■ TAREAS DEL EJERCICIO ■
**A)** Según el texto sobre el centralismo presidencial priista, ¿qué exigían los movimientos estudiantiles que surgieron como reacción al "Statu quo"?
**B)** Continúe el texto sobre el centralismo presidencial priista a partir de su última oración.

■ TEXTO BASE ■
--------------------------------------------------

En ese entendido, amable lector, quisiera hacer una aventurada reflexión; en la época del centralismo presidencial priista, -que no alabo en absoluto-, la sociedad se atascó en un cierto “Statu quo”, en un conformismo alarmante, en el que, por otro lado se palpaba a pie juntillas el control institucional, el liderazgo ejercido por el primer mandatario, su palabra era ley, sin discusión se efectuaban sus designios; a lo que voy, había mayor organización, surgida, tal vez, del temor.
 
Pasado los años, la reacción a ese “Statu quo”, fueron movimientos estudiantiles que exigían la libertad en todos los sentidos, lo que conllevó, tristemente a los lamentables sucesos acontecidos en el 68 y 71, respectivamente, los que, sin duda, aportaron ingentes cimientos a nuestra actual democracia.

--------------------------------------------------

■ DATOS ANALIZADOS ■
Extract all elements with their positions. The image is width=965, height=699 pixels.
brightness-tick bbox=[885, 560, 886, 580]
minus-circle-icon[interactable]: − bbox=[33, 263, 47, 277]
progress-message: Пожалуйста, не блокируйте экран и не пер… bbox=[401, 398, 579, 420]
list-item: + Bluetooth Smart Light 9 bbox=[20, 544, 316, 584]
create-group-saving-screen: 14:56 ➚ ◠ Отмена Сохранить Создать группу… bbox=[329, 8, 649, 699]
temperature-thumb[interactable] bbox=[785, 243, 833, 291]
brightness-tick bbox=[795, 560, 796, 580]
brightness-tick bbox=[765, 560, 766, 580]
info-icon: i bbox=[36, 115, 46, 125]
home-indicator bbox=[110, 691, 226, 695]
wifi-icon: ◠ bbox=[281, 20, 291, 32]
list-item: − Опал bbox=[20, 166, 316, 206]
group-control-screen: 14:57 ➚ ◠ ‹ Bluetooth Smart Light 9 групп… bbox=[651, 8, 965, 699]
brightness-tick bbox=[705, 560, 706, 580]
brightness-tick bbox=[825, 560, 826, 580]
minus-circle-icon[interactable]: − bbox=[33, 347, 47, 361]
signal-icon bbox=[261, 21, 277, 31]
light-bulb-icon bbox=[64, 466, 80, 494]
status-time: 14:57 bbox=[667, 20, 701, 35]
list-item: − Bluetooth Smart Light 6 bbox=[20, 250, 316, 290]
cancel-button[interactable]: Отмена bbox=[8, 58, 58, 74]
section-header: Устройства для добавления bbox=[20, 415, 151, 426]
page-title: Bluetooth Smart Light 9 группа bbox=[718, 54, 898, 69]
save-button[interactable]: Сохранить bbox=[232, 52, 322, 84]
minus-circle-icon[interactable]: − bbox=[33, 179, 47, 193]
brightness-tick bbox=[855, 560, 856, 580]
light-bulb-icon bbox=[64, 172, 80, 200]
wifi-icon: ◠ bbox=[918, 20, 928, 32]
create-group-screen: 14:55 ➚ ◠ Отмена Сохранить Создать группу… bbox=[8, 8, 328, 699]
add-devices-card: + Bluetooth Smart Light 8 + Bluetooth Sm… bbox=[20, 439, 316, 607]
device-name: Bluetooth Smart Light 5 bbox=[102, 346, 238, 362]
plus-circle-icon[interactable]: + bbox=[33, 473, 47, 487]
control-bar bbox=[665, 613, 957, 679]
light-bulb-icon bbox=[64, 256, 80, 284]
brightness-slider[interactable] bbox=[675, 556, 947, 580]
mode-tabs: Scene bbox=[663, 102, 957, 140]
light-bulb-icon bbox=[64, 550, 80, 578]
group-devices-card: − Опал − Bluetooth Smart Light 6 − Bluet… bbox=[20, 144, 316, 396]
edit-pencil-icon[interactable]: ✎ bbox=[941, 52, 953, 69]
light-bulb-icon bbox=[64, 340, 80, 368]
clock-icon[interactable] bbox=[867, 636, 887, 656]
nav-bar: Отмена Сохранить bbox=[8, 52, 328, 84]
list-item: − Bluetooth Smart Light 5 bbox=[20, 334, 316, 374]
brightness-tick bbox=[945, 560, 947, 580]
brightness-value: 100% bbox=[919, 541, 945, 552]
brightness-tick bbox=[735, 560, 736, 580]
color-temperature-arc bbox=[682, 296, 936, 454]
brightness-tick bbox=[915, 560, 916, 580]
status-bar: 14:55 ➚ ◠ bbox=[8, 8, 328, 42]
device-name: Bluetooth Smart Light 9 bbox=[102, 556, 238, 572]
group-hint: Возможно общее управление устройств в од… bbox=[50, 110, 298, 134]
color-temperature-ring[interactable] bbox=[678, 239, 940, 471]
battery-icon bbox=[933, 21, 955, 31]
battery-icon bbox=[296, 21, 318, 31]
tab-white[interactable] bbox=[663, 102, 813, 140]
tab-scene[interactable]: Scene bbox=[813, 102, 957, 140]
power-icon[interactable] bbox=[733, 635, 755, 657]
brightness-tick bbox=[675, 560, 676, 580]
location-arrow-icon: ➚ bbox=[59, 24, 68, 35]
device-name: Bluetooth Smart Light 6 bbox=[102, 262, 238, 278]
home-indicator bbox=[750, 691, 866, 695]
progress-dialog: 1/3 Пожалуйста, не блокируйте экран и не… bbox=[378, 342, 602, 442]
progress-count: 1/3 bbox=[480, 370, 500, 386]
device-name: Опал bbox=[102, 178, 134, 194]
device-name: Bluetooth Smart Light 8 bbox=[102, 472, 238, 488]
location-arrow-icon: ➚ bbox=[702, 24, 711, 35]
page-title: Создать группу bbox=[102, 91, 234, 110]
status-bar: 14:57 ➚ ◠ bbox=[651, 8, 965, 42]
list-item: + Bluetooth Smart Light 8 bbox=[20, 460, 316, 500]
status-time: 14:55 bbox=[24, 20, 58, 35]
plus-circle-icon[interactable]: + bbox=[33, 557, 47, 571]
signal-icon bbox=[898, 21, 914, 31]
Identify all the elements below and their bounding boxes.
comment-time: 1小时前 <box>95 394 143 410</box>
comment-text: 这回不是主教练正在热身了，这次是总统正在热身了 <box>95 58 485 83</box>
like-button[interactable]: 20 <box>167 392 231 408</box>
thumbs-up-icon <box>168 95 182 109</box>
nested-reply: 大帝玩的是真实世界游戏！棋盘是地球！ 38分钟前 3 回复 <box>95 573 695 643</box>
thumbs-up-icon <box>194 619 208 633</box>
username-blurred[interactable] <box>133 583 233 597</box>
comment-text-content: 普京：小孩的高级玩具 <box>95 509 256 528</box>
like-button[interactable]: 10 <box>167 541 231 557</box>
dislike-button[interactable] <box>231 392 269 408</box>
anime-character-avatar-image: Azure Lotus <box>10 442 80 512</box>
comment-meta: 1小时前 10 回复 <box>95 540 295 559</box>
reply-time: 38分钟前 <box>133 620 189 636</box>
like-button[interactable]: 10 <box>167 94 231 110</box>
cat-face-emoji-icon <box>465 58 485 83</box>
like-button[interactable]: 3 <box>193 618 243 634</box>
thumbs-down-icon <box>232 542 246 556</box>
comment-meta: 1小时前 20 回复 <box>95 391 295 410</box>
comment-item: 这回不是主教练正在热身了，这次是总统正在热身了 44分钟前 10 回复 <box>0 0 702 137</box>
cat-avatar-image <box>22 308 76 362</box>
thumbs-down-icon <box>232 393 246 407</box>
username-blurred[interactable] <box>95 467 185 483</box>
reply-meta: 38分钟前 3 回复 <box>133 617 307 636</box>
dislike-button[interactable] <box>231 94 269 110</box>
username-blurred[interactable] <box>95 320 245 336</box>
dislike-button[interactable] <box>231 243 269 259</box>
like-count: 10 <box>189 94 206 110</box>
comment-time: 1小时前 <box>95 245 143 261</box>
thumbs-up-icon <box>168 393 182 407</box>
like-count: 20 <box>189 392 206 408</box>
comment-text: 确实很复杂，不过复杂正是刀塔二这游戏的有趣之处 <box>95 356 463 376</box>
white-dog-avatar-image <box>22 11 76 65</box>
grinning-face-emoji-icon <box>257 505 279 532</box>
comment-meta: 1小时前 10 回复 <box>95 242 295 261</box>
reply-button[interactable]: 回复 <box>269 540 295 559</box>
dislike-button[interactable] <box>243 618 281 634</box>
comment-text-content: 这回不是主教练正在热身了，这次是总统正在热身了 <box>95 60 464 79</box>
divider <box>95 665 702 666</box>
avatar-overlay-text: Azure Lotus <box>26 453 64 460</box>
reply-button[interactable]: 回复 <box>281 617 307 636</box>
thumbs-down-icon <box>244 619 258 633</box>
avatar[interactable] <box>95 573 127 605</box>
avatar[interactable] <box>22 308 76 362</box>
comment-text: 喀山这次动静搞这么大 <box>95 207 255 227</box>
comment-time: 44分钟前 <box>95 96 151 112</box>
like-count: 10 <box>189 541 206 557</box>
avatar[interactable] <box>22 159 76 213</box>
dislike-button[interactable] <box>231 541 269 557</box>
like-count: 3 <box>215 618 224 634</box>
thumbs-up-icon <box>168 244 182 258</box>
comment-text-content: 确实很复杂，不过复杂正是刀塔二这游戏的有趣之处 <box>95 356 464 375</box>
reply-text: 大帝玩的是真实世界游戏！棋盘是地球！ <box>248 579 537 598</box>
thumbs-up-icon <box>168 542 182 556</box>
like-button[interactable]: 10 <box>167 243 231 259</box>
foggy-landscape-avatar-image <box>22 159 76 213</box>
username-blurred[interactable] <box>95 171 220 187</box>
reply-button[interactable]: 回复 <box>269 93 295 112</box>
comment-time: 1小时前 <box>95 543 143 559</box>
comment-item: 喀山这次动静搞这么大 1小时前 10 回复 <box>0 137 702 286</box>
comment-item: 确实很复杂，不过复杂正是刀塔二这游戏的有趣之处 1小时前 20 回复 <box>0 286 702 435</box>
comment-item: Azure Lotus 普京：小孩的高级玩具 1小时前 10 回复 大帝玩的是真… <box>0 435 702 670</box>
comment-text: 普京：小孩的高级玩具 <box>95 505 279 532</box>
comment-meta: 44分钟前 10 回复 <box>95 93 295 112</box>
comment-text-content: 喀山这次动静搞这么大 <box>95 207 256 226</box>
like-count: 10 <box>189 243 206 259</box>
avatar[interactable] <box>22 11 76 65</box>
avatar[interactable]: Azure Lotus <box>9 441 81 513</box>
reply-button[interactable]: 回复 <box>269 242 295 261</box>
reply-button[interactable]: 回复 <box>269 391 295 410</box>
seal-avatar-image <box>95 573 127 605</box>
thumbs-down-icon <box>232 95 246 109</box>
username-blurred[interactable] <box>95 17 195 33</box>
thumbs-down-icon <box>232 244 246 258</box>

--------------------------------------------------

■ RESPUESTAS ■
**A)** La libertad en todos los sentidos.

**B)**
Si bien, el enorme suceso democrático ocurrido en el 2000, al arribar uno de los históricos y grandes partidos de oposición, fue, emulando lo expresado por Neil Armstrong: “un gran paso para la democracia mexicana” , también lo es, que no fue la panacea esperada, debido a que, hubo –y existe actualmente- un caos de estructura administrativa y sobre todo política; retomando la idea central de esta columna, desgraciadamente se llegó a tan esperado episodio en nuestra historia, gracias a dos factores, que actualmente cimbran al partido en el poder, el primero de ellos, las “falsas promesas” y el segundo, las “prebendas e influencias de grupos externos”, lo cual no es nuevo, ya lo platicamos, el problema es que se nos aseguró que esa “nueva democracia” no tendría paralelismos con la vieja.
 
Un punto en desagravio de nuestro sistema democrático actual, es que está en pañales, sólo tiene menos de doce años, de hecho es adolescente; se escribe día a día; en estos momentos el poder ciudadano se afianza cada día, como una nueva exigencia social; harta de las tropelías, corruptelas y desorganización; con mayor frecuencia se escucha el tema de “las candidaturas independientes”, o en su estricto sentido jurídico, el ejercicio del derecho al sufragio pasivo (derecho a figurar como candidato).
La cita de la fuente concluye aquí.